Task brief: Write the next part of the passage below on the pine barrens and hummocks of East Florida, starting right after its last sentence.

Text extract:

— START —

The greater part of the forests of East Florida principally consists of what in that country are called “Pine Barrens.” In these districts, the woods are rather thin, and the only trees that are seen in them are tall pines of rather indifferent quality, beneath which is a growth of rank grass, here and there mixed with low bushes and sword palmettos. The soil is of an [sic] sandy nature, mostly flat, and consequently either covered with water during the rainy season, or parched in the summer and autumn, although you meet at times with ponds of stagnant water, where the cattle, which are abundant, allay their thirst, and around which resort the various kinds of game found in these wilds.
The traveller who has pursued his course for many miles over the barrens, is suddenly delighted to see in the distance the appearance of a dark “hummock” of live oaks and other trees, seeming as if they had been planted in the wilderness. As he approaches, the air feels cooler and more salubrious, the song of numerous birds delights his ear, the herbage assumes a more luxuriant appearance, the flowers become larger and brighter, and a grateful fragrance is diffused around. These objects contribute to refresh his mind, as much as the sight of the waters of some clear spring, gliding among the undergrowth, seems already to allay his thirst. Over head festoons of innumerable vines, jessamines, and bignonias, link each tree with those around it, their slender stems being interlaced as if in mutual affection. No sooner, in the shade of these beautiful woods, has the traveller finished his mid-day repast, than he perceives small parties of men lightly accoutred, and each bearing an axe, approaching towards his resting place. They exchange the usual civilities, and immediately commence their labours, for they too have just finished their meal.

— END —

Data provided:

— START —

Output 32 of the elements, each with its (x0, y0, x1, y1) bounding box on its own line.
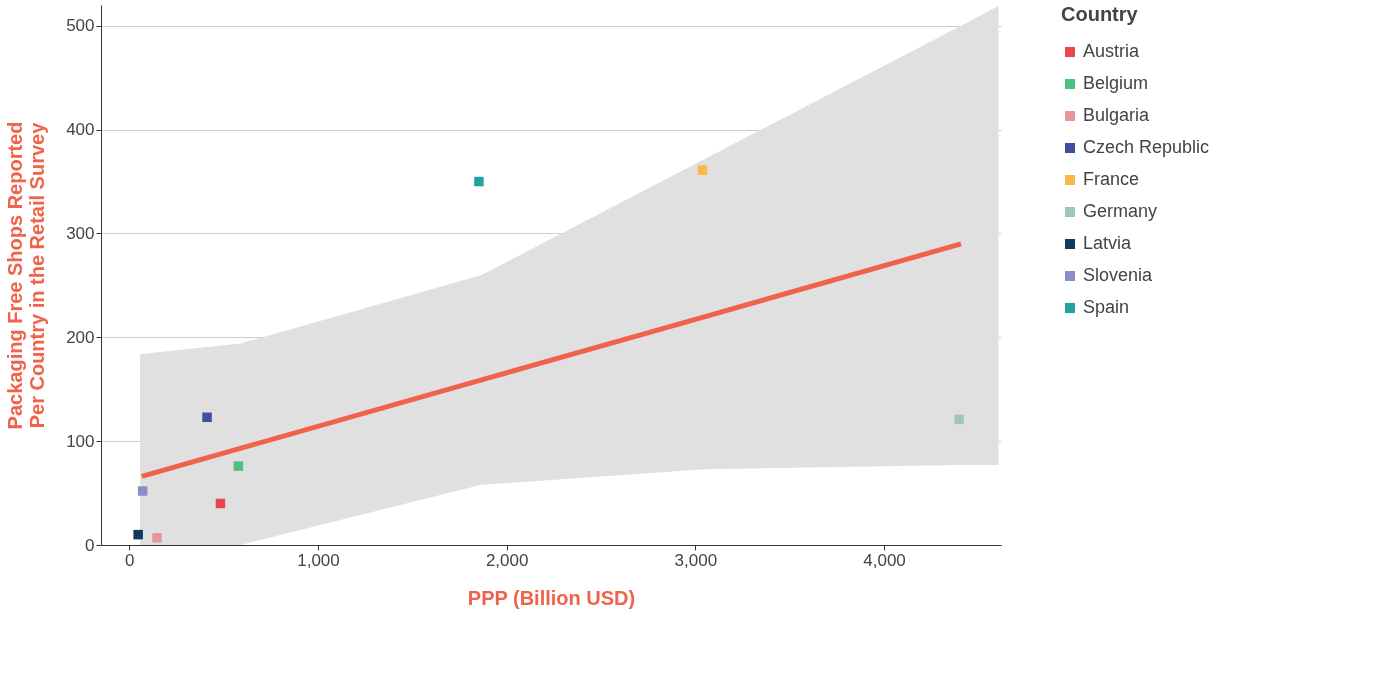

— END —

Response:
I think I see them proceeding to their work. Here two have stationed themselves on the opposite sides of the trunk of a noble and venerable live-oak. Their keen-edged and well-tempered axes seem to make no impression on it, so small are the chips that drop at each blow around the mossy and wide-spreading roots. There, one is ascending the stem of another, of which, in its fall, the arms have stuck among the tangled tops of the neighbouring trees. See how cautiously he proceeds, barefooted, and with a handkerchief round his head. Now he has climbed to the height of about forty feet from the ground; he stops, and squaring himself with the trunk on which he so boldly stands, he wields with sinewy arms his trusty blade, with repeated blows of which, although the tree be as tough as it is large, will soon sever it in two. He has changed sides, and his back is turned to you. The trunk now remains connected by only a thin strip of wood. He places his feet on the part which is lodged, and shakes it with all his might. Now swings the huge log under his leaps, now it suddenly gives way, and as it strikes upon the ground its echoes are repeated through the hummock, and every wild turkey within hearing utters his gobble of recognition. The wood-cutter, however, remains collected and composed; but the next moment, he throws his axe to the ground, and, assisted by the nearest grape-vine, slides down and reaches the earth in an instant.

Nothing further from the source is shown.